Provided data:

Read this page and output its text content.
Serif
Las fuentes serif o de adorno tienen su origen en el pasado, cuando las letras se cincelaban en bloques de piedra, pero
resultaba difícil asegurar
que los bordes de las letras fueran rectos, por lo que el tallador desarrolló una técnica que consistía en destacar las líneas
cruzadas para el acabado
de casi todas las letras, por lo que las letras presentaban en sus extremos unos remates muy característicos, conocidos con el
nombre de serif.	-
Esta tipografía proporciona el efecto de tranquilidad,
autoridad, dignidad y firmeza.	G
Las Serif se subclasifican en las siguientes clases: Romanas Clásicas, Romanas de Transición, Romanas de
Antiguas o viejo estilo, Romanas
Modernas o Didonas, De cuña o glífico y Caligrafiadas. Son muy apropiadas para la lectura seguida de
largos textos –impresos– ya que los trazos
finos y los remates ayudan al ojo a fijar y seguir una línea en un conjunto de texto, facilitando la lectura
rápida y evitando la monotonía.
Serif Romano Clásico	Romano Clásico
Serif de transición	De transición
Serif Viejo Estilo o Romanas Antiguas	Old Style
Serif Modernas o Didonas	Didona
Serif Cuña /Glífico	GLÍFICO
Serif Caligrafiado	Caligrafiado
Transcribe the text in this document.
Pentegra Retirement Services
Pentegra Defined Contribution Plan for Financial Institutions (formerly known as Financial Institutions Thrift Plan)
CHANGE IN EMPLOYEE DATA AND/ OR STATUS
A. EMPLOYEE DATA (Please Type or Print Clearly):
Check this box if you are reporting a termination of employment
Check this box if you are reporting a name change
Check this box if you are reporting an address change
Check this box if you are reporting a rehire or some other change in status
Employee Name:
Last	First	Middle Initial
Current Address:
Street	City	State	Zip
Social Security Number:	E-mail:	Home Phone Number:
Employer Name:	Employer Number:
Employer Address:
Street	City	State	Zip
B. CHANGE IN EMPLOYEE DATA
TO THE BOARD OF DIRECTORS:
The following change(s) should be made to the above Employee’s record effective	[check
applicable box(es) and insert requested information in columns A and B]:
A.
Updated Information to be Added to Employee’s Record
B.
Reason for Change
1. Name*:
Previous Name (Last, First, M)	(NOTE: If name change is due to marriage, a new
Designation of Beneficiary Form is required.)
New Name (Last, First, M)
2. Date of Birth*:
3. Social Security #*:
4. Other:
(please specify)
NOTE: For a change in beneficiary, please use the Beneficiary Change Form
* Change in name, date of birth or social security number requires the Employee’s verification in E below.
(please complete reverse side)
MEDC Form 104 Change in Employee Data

Directions for this task:
Give the listing again, word for word.

Reply to the task:
Read this page and output its text content.
Serif
Las fuentes serif o de adorno tienen su origen en el pasado, cuando las letras se cincelaban en bloques de piedra, pero
resultaba difícil asegurar
que los bordes de las letras fueran rectos, por lo que el tallador desarrolló una técnica que consistía en destacar las líneas
cruzadas para el acabado
de casi todas las letras, por lo que las letras presentaban en sus extremos unos remates muy característicos, conocidos con el
nombre de serif.	-
Esta tipografía proporciona el efecto de tranquilidad,
autoridad, dignidad y firmeza.	G
Las Serif se subclasifican en las siguientes clases: Romanas Clásicas, Romanas de Transición, Romanas de
Antiguas o viejo estilo, Romanas
Modernas o Didonas, De cuña o glífico y Caligrafiadas. Son muy apropiadas para la lectura seguida de
largos textos –impresos– ya que los trazos
finos y los remates ayudan al ojo a fijar y seguir una línea en un conjunto de texto, facilitando la lectura
rápida y evitando la monotonía.
Serif Romano Clásico	Romano Clásico
Serif de transición	De transición
Serif Viejo Estilo o Romanas Antiguas	Old Style
Serif Modernas o Didonas	Didona
Serif Cuña /Glífico	GLÍFICO
Serif Caligrafiado	Caligrafiado
Transcribe the text in this document.
Pentegra Retirement Services
Pentegra Defined Contribution Plan for Financial Institutions (formerly known as Financial Institutions Thrift Plan)
CHANGE IN EMPLOYEE DATA AND/ OR STATUS
A. EMPLOYEE DATA (Please Type or Print Clearly):
Check this box if you are reporting a termination of employment
Check this box if you are reporting a name change
Check this box if you are reporting an address change
Check this box if you are reporting a rehire or some other change in status
Employee Name:
Last	First	Middle Initial
Current Address:
Street	City	State	Zip
Social Security Number:	E-mail:	Home Phone Number:
Employer Name:	Employer Number:
Employer Address:
Street	City	State	Zip
B. CHANGE IN EMPLOYEE DATA
TO THE BOARD OF DIRECTORS:
The following change(s) should be made to the above Employee’s record effective	[check
applicable box(es) and insert requested information in columns A and B]:
A.
Updated Information to be Added to Employee’s Record
B.
Reason for Change
1. Name*:
Previous Name (Last, First, M)	(NOTE: If name change is due to marriage, a new
Designation of Beneficiary Form is required.)
New Name (Last, First, M)
2. Date of Birth*:
3. Social Security #*:
4. Other:
(please specify)
NOTE: For a change in beneficiary, please use the Beneficiary Change Form
* Change in name, date of birth or social security number requires the Employee’s verification in E below.
(please complete reverse side)
MEDC Form 104 Change in Employee Data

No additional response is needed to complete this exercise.